start Listed entries

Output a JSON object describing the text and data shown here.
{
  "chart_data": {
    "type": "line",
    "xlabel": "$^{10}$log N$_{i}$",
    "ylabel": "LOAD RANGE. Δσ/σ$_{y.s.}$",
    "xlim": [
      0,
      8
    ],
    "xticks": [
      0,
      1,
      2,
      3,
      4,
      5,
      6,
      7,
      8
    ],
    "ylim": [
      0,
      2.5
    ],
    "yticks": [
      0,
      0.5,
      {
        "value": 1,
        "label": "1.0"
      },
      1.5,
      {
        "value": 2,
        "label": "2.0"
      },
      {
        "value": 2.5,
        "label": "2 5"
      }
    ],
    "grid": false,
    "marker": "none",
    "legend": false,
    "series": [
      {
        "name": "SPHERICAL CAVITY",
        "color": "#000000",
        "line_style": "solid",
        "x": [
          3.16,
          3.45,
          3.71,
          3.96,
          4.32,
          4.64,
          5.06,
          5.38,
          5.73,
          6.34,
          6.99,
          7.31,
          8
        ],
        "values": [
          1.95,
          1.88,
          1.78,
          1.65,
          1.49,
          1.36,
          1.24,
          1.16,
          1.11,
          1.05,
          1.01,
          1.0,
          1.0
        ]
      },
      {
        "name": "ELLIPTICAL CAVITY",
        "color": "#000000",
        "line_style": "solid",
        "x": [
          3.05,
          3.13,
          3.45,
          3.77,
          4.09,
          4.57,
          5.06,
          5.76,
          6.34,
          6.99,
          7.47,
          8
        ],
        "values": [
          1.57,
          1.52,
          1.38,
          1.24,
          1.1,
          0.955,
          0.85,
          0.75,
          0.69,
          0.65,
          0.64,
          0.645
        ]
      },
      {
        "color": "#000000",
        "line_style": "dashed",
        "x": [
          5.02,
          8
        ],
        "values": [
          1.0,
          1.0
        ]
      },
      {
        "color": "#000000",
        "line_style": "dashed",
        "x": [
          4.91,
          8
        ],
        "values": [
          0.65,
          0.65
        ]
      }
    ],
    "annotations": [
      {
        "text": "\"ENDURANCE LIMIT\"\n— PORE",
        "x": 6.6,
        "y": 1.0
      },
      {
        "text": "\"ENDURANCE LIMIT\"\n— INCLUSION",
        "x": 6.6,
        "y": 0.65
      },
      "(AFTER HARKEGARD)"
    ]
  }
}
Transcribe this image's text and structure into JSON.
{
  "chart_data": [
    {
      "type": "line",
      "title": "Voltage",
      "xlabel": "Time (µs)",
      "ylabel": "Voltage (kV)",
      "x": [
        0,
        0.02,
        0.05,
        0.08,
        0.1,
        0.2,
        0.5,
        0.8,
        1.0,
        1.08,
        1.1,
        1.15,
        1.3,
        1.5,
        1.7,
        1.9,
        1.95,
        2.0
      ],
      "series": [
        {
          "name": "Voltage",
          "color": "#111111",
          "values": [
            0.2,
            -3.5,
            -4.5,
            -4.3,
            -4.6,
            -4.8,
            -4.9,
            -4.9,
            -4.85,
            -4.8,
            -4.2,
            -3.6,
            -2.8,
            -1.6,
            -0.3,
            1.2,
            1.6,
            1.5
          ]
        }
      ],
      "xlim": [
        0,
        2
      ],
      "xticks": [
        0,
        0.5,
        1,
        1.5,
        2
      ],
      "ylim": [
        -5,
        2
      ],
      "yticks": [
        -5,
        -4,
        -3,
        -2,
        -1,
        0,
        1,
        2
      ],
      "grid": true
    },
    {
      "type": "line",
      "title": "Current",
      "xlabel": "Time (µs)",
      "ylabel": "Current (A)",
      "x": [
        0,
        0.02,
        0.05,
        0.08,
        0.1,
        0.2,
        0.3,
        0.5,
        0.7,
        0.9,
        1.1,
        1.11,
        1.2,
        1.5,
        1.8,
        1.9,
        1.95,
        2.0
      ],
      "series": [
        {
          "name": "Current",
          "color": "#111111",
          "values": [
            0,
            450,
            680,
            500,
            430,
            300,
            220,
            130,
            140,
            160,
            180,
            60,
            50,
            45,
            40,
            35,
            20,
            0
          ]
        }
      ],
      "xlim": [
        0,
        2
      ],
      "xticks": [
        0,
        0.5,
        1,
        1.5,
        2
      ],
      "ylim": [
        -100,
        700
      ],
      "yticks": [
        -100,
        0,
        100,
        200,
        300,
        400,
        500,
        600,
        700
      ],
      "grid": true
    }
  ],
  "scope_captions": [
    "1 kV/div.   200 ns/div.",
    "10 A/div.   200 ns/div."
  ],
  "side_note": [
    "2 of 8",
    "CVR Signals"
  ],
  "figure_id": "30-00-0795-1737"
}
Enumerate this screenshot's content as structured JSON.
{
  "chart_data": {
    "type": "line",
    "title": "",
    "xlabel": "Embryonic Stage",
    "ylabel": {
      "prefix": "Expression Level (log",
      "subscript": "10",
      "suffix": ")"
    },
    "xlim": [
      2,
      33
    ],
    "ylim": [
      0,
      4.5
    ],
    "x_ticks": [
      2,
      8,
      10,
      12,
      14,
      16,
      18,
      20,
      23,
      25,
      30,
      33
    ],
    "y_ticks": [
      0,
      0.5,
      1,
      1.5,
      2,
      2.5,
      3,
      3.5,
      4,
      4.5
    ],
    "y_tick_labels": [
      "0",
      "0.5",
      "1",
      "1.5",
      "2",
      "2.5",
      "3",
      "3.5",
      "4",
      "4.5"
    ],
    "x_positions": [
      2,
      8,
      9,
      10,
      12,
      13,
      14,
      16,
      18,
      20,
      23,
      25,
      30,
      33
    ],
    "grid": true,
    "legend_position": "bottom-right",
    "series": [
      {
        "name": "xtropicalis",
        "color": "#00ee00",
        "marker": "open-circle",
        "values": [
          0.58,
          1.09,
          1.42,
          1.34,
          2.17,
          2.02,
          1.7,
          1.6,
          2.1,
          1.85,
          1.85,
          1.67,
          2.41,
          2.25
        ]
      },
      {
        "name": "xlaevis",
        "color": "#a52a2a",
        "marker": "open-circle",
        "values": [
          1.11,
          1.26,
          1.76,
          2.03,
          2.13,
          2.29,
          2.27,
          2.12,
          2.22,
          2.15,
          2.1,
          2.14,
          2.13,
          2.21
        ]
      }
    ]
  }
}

end Listed entries

Copy the material above back out, exactly as written.

= Task answer =
Output a JSON object describing the text and data shown here.
{
  "chart_data": {
    "type": "line",
    "xlabel": "$^{10}$log N$_{i}$",
    "ylabel": "LOAD RANGE. Δσ/σ$_{y.s.}$",
    "xlim": [
      0,
      8
    ],
    "xticks": [
      0,
      1,
      2,
      3,
      4,
      5,
      6,
      7,
      8
    ],
    "ylim": [
      0,
      2.5
    ],
    "yticks": [
      0,
      0.5,
      {
        "value": 1,
        "label": "1.0"
      },
      1.5,
      {
        "value": 2,
        "label": "2.0"
      },
      {
        "value": 2.5,
        "label": "2 5"
      }
    ],
    "grid": false,
    "marker": "none",
    "legend": false,
    "series": [
      {
        "name": "SPHERICAL CAVITY",
        "color": "#000000",
        "line_style": "solid",
        "x": [
          3.16,
          3.45,
          3.71,
          3.96,
          4.32,
          4.64,
          5.06,
          5.38,
          5.73,
          6.34,
          6.99,
          7.31,
          8
        ],
        "values": [
          1.95,
          1.88,
          1.78,
          1.65,
          1.49,
          1.36,
          1.24,
          1.16,
          1.11,
          1.05,
          1.01,
          1.0,
          1.0
        ]
      },
      {
        "name": "ELLIPTICAL CAVITY",
        "color": "#000000",
        "line_style": "solid",
        "x": [
          3.05,
          3.13,
          3.45,
          3.77,
          4.09,
          4.57,
          5.06,
          5.76,
          6.34,
          6.99,
          7.47,
          8
        ],
        "values": [
          1.57,
          1.52,
          1.38,
          1.24,
          1.1,
          0.955,
          0.85,
          0.75,
          0.69,
          0.65,
          0.64,
          0.645
        ]
      },
      {
        "color": "#000000",
        "line_style": "dashed",
        "x": [
          5.02,
          8
        ],
        "values": [
          1.0,
          1.0
        ]
      },
      {
        "color": "#000000",
        "line_style": "dashed",
        "x": [
          4.91,
          8
        ],
        "values": [
          0.65,
          0.65
        ]
      }
    ],
    "annotations": [
      {
        "text": "\"ENDURANCE LIMIT\"\n— PORE",
        "x": 6.6,
        "y": 1.0
      },
      {
        "text": "\"ENDURANCE LIMIT\"\n— INCLUSION",
        "x": 6.6,
        "y": 0.65
      },
      "(AFTER HARKEGARD)"
    ]
  }
}
Transcribe this image's text and structure into JSON.
{
  "chart_data": [
    {
      "type": "line",
      "title": "Voltage",
      "xlabel": "Time (µs)",
      "ylabel": "Voltage (kV)",
      "x": [
        0,
        0.02,
        0.05,
        0.08,
        0.1,
        0.2,
        0.5,
        0.8,
        1.0,
        1.08,
        1.1,
        1.15,
        1.3,
        1.5,
        1.7,
        1.9,
        1.95,
        2.0
      ],
      "series": [
        {
          "name": "Voltage",
          "color": "#111111",
          "values": [
            0.2,
            -3.5,
            -4.5,
            -4.3,
            -4.6,
            -4.8,
            -4.9,
            -4.9,
            -4.85,
            -4.8,
            -4.2,
            -3.6,
            -2.8,
            -1.6,
            -0.3,
            1.2,
            1.6,
            1.5
          ]
        }
      ],
      "xlim": [
        0,
        2
      ],
      "xticks": [
        0,
        0.5,
        1,
        1.5,
        2
      ],
      "ylim": [
        -5,
        2
      ],
      "yticks": [
        -5,
        -4,
        -3,
        -2,
        -1,
        0,
        1,
        2
      ],
      "grid": true
    },
    {
      "type": "line",
      "title": "Current",
      "xlabel": "Time (µs)",
      "ylabel": "Current (A)",
      "x": [
        0,
        0.02,
        0.05,
        0.08,
        0.1,
        0.2,
        0.3,
        0.5,
        0.7,
        0.9,
        1.1,
        1.11,
        1.2,
        1.5,
        1.8,
        1.9,
        1.95,
        2.0
      ],
      "series": [
        {
          "name": "Current",
          "color": "#111111",
          "values": [
            0,
            450,
            680,
            500,
            430,
            300,
            220,
            130,
            140,
            160,
            180,
            60,
            50,
            45,
            40,
            35,
            20,
            0
          ]
        }
      ],
      "xlim": [
        0,
        2
      ],
      "xticks": [
        0,
        0.5,
        1,
        1.5,
        2
      ],
      "ylim": [
        -100,
        700
      ],
      "yticks": [
        -100,
        0,
        100,
        200,
        300,
        400,
        500,
        600,
        700
      ],
      "grid": true
    }
  ],
  "scope_captions": [
    "1 kV/div.   200 ns/div.",
    "10 A/div.   200 ns/div."
  ],
  "side_note": [
    "2 of 8",
    "CVR Signals"
  ],
  "figure_id": "30-00-0795-1737"
}
Enumerate this screenshot's content as structured JSON.
{
  "chart_data": {
    "type": "line",
    "title": "",
    "xlabel": "Embryonic Stage",
    "ylabel": {
      "prefix": "Expression Level (log",
      "subscript": "10",
      "suffix": ")"
    },
    "xlim": [
      2,
      33
    ],
    "ylim": [
      0,
      4.5
    ],
    "x_ticks": [
      2,
      8,
      10,
      12,
      14,
      16,
      18,
      20,
      23,
      25,
      30,
      33
    ],
    "y_ticks": [
      0,
      0.5,
      1,
      1.5,
      2,
      2.5,
      3,
      3.5,
      4,
      4.5
    ],
    "y_tick_labels": [
      "0",
      "0.5",
      "1",
      "1.5",
      "2",
      "2.5",
      "3",
      "3.5",
      "4",
      "4.5"
    ],
    "x_positions": [
      2,
      8,
      9,
      10,
      12,
      13,
      14,
      16,
      18,
      20,
      23,
      25,
      30,
      33
    ],
    "grid": true,
    "legend_position": "bottom-right",
    "series": [
      {
        "name": "xtropicalis",
        "color": "#00ee00",
        "marker": "open-circle",
        "values": [
          0.58,
          1.09,
          1.42,
          1.34,
          2.17,
          2.02,
          1.7,
          1.6,
          2.1,
          1.85,
          1.85,
          1.67,
          2.41,
          2.25
        ]
      },
      {
        "name": "xlaevis",
        "color": "#a52a2a",
        "marker": "open-circle",
        "values": [
          1.11,
          1.26,
          1.76,
          2.03,
          2.13,
          2.29,
          2.27,
          2.12,
          2.22,
          2.15,
          2.1,
          2.14,
          2.13,
          2.21
        ]
      }
    ]
  }
}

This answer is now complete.